▶ **RECORDED DATA**:
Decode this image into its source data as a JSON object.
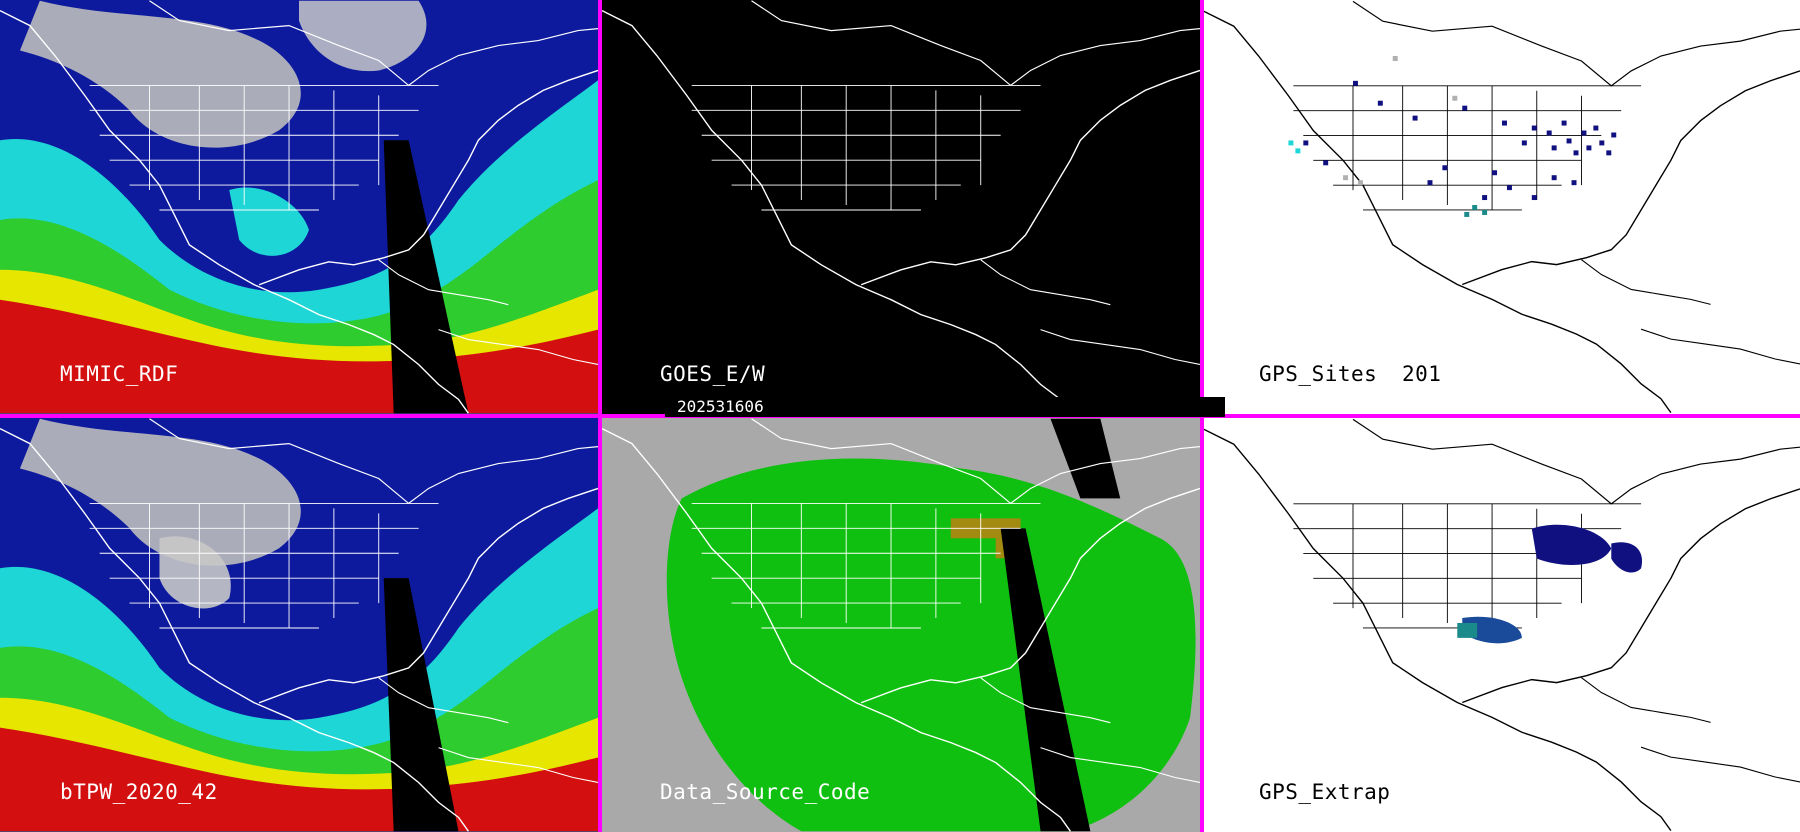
{
  "panels": {
    "mimic": {
      "label": "MIMIC_RDF"
    },
    "goes": {
      "label": "GOES_E/W"
    },
    "gps_sites": {
      "label": "GPS_Sites",
      "count": "201"
    },
    "btpw": {
      "label": "bTPW_2020_42"
    },
    "data_source": {
      "label": "Data_Source_Code"
    },
    "gps_extrap": {
      "label": "GPS_Extrap"
    }
  },
  "timestamp": "202531606",
  "colors": {
    "divider": "#ff00ff",
    "tpw_dry": "#0d1a9e",
    "tpw_moist": "#1ed6d6",
    "tpw_green": "#2ecc2e",
    "tpw_yellow": "#e6e600",
    "tpw_wet": "#d40f0f",
    "cloud_gray": "#bdbdbd",
    "source_green": "#10c010",
    "source_gray": "#a9a9a9",
    "source_olive": "#a38a10",
    "gps_site": "#101080"
  }
}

▶ **YOUR TASK**:
Copy each line from the records above that includes the string "label".

▶ **CORRECT OUTPUT**:
      "label": "MIMIC_RDF"
      "label": "GOES_E/W"
      "label": "GPS_Sites",
      "label": "bTPW_2020_42"
      "label": "Data_Source_Code"
      "label": "GPS_Extrap"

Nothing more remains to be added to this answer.